* _Written request_
Find every line of the listing below where "无法确定" appears, and copy it.

* * * * * * *

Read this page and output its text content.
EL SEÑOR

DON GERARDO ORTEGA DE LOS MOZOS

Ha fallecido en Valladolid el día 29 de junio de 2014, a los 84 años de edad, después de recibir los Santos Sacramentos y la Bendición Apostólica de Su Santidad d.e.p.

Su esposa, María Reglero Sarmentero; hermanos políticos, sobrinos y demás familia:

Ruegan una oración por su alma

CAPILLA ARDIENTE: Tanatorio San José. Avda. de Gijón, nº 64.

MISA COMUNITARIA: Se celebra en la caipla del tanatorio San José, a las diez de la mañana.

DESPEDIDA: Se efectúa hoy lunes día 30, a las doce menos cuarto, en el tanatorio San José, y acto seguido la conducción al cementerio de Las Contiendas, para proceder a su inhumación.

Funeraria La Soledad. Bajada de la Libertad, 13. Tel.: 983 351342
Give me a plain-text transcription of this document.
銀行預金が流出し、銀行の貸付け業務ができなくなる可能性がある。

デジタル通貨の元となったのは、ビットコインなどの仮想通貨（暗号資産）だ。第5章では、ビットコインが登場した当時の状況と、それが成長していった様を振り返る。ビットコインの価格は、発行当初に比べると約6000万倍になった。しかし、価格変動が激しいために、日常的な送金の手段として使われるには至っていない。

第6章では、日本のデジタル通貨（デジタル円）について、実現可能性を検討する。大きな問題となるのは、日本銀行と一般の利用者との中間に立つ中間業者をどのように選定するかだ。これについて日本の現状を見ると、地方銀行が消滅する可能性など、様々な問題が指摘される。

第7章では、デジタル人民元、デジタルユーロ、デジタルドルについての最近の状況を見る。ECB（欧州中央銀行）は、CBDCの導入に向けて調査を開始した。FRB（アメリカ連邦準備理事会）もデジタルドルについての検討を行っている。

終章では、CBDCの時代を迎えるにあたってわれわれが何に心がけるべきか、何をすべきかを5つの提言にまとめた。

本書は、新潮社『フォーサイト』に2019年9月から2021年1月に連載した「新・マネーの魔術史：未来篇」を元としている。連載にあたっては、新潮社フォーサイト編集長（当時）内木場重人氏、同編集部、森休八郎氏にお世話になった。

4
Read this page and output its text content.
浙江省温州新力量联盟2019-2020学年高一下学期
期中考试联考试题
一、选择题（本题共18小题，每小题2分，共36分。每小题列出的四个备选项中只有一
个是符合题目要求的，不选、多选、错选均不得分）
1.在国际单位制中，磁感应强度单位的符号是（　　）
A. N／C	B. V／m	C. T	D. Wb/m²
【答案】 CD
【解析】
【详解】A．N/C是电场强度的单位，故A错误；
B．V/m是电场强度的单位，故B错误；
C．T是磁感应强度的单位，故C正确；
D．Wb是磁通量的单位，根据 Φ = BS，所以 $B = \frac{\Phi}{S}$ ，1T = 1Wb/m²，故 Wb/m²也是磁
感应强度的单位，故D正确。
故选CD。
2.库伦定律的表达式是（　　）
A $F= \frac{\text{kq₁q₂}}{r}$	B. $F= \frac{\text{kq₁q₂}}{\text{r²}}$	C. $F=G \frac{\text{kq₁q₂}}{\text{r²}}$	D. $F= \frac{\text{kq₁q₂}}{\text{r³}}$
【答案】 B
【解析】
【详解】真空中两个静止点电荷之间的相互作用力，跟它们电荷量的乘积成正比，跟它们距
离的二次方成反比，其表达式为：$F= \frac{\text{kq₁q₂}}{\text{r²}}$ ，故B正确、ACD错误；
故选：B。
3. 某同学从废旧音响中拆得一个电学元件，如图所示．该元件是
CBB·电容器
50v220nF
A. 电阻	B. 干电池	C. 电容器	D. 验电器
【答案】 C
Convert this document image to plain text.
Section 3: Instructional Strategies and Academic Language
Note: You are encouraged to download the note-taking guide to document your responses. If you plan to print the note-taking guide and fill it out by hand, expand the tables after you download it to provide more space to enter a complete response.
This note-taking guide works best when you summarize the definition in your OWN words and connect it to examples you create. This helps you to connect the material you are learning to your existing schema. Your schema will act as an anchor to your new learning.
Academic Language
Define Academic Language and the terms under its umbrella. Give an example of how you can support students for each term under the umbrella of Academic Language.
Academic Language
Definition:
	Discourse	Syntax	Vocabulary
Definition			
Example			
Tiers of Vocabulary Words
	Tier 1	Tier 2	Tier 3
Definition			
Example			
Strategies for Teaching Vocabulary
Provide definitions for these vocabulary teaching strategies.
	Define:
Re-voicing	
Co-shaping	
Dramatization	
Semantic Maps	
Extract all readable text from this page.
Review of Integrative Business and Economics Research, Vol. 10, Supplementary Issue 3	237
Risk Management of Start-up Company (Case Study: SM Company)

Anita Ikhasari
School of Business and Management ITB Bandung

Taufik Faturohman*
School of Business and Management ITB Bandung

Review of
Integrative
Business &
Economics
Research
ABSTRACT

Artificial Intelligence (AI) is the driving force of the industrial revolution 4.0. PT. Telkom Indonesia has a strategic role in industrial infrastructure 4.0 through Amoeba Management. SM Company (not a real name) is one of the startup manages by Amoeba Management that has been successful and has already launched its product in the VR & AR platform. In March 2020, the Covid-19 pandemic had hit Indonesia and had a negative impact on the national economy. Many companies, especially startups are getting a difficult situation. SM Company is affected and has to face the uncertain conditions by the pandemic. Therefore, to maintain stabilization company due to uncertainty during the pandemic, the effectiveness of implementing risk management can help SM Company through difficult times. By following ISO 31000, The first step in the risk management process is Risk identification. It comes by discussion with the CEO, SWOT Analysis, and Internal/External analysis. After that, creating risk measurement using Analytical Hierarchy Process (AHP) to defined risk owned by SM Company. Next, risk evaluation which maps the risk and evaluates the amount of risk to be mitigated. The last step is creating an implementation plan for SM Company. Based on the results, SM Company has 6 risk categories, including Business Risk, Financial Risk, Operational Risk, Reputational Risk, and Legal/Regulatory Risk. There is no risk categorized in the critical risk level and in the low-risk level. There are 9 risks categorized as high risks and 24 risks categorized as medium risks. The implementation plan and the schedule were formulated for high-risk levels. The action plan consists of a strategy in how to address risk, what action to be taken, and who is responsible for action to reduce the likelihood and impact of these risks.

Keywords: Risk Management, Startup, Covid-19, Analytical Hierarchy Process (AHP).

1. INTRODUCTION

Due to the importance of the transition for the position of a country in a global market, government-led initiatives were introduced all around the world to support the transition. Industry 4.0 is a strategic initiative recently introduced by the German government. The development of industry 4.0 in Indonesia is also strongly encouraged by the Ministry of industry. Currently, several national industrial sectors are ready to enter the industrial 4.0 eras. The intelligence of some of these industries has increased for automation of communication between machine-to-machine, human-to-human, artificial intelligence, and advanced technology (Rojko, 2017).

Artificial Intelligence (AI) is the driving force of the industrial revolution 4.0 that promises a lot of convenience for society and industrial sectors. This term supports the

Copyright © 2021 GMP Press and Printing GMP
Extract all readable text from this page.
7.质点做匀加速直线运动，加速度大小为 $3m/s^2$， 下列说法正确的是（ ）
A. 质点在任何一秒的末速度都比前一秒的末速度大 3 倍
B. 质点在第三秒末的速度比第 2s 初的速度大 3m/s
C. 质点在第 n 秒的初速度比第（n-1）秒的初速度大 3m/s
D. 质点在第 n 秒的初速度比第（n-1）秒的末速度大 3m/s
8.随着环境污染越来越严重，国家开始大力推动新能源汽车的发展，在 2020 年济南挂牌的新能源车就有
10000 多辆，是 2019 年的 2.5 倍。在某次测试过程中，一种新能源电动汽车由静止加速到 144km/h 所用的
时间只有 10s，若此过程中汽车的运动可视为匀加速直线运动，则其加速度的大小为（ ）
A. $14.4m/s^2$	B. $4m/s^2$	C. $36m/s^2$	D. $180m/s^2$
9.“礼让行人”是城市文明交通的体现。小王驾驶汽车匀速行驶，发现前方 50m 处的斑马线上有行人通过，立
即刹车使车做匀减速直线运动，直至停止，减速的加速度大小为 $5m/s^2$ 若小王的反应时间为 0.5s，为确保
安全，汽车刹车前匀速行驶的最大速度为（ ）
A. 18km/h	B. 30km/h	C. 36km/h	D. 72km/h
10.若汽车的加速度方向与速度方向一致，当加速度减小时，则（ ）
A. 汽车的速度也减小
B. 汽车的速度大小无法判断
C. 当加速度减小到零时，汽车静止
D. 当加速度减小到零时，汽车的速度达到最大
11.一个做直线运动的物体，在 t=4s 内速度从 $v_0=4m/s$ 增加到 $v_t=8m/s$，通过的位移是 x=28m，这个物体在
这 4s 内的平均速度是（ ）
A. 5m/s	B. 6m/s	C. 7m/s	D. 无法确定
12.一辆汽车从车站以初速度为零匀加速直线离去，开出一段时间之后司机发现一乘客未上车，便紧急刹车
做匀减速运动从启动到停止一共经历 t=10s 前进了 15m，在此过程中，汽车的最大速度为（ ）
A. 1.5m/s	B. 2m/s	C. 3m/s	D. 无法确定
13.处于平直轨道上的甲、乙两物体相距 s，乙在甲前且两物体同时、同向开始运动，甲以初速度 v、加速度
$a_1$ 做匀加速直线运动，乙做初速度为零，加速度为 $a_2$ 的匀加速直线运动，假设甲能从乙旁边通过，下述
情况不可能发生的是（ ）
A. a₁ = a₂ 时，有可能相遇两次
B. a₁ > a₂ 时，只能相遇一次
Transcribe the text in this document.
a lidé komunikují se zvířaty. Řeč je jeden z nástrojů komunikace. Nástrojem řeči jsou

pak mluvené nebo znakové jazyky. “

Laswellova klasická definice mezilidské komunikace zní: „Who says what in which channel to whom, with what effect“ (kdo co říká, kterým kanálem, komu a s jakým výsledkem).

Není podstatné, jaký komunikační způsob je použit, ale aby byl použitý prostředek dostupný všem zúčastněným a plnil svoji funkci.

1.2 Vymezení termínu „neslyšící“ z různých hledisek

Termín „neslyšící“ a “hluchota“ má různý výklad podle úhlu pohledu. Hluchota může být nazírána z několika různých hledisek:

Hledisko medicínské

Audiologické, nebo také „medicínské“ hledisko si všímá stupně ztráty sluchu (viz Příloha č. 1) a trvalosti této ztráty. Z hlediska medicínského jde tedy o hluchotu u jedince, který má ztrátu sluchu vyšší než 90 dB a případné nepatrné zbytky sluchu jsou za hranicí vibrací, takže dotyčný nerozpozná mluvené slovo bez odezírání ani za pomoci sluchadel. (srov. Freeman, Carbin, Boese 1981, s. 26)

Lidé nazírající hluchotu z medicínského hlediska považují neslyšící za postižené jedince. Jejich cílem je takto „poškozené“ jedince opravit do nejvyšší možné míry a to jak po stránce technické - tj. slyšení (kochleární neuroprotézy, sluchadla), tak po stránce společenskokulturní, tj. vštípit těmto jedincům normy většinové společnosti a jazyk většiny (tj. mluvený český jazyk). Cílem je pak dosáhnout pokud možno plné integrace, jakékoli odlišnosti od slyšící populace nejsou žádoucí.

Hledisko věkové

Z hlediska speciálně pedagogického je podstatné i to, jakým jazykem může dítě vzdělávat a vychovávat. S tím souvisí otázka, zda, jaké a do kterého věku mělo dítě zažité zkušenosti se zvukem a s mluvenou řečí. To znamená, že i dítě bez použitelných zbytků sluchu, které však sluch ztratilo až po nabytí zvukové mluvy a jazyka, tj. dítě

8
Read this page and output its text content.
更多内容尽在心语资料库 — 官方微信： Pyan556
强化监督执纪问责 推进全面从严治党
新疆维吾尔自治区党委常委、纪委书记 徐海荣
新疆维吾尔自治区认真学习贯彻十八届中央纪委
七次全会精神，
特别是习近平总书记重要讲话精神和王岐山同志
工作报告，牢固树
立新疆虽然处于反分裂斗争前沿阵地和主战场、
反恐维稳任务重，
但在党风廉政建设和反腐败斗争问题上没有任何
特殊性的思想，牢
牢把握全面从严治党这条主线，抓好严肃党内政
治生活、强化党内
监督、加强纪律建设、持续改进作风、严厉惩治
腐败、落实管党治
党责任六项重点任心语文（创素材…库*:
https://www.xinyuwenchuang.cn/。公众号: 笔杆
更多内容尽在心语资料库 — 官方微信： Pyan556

* * * * * * *

* _Final result_
A. 5m/s	B. 6m/s	C. 7m/s	D. 无法确定
A. 1.5m/s	B. 2m/s	C. 3m/s	D. 无法确定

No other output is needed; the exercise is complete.